Repeat every record below exactly, omitting any pictures.

· · · ·

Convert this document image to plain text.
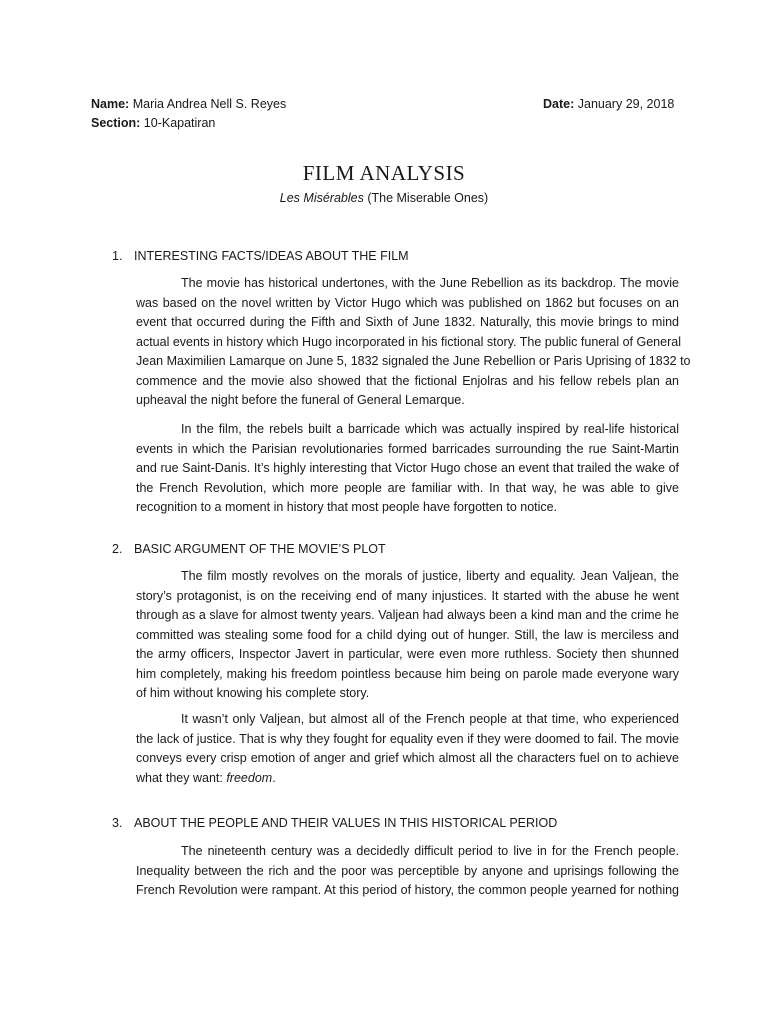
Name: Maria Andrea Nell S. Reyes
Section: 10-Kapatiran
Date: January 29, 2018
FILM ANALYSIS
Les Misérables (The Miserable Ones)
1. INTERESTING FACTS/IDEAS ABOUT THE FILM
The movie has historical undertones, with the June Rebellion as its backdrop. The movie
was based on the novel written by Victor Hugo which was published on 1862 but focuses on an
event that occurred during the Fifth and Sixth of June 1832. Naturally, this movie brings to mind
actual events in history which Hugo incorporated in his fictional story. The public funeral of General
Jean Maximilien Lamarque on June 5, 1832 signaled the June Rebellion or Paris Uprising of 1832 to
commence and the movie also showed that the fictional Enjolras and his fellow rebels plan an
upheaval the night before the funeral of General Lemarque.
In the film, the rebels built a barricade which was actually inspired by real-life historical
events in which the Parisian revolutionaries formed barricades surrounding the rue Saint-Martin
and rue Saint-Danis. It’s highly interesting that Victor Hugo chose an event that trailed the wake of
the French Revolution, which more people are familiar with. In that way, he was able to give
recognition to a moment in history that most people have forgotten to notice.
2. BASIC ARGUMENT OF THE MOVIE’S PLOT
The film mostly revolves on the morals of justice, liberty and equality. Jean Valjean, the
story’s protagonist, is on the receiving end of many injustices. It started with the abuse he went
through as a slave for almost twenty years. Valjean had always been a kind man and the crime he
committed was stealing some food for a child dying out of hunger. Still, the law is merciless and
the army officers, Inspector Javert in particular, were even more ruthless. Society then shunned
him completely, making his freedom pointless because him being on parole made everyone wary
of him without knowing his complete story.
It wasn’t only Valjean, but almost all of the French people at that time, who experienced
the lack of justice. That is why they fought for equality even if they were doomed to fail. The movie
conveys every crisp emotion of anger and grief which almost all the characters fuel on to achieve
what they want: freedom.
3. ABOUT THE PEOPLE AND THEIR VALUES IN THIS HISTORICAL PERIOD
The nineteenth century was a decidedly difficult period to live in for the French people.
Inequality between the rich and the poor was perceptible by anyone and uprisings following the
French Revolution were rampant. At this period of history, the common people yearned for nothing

· · · ·

= EXERCISE OUTPUT =
Convert this document image to plain text.
Name: Maria Andrea Nell S. Reyes
Section: 10-Kapatiran
Date: January 29, 2018
FILM ANALYSIS
Les Misérables (The Miserable Ones)
1. INTERESTING FACTS/IDEAS ABOUT THE FILM
The movie has historical undertones, with the June Rebellion as its backdrop. The movie
was based on the novel written by Victor Hugo which was published on 1862 but focuses on an
event that occurred during the Fifth and Sixth of June 1832. Naturally, this movie brings to mind
actual events in history which Hugo incorporated in his fictional story. The public funeral of General
Jean Maximilien Lamarque on June 5, 1832 signaled the June Rebellion or Paris Uprising of 1832 to
commence and the movie also showed that the fictional Enjolras and his fellow rebels plan an
upheaval the night before the funeral of General Lemarque.
In the film, the rebels built a barricade which was actually inspired by real-life historical
events in which the Parisian revolutionaries formed barricades surrounding the rue Saint-Martin
and rue Saint-Danis. It’s highly interesting that Victor Hugo chose an event that trailed the wake of
the French Revolution, which more people are familiar with. In that way, he was able to give
recognition to a moment in history that most people have forgotten to notice.
2. BASIC ARGUMENT OF THE MOVIE’S PLOT
The film mostly revolves on the morals of justice, liberty and equality. Jean Valjean, the
story’s protagonist, is on the receiving end of many injustices. It started with the abuse he went
through as a slave for almost twenty years. Valjean had always been a kind man and the crime he
committed was stealing some food for a child dying out of hunger. Still, the law is merciless and
the army officers, Inspector Javert in particular, were even more ruthless. Society then shunned
him completely, making his freedom pointless because him being on parole made everyone wary
of him without knowing his complete story.
It wasn’t only Valjean, but almost all of the French people at that time, who experienced
the lack of justice. That is why they fought for equality even if they were doomed to fail. The movie
conveys every crisp emotion of anger and grief which almost all the characters fuel on to achieve
what they want: freedom.
3. ABOUT THE PEOPLE AND THEIR VALUES IN THIS HISTORICAL PERIOD
The nineteenth century was a decidedly difficult period to live in for the French people.
Inequality between the rich and the poor was perceptible by anyone and uprisings following the
French Revolution were rampant. At this period of history, the common people yearned for nothing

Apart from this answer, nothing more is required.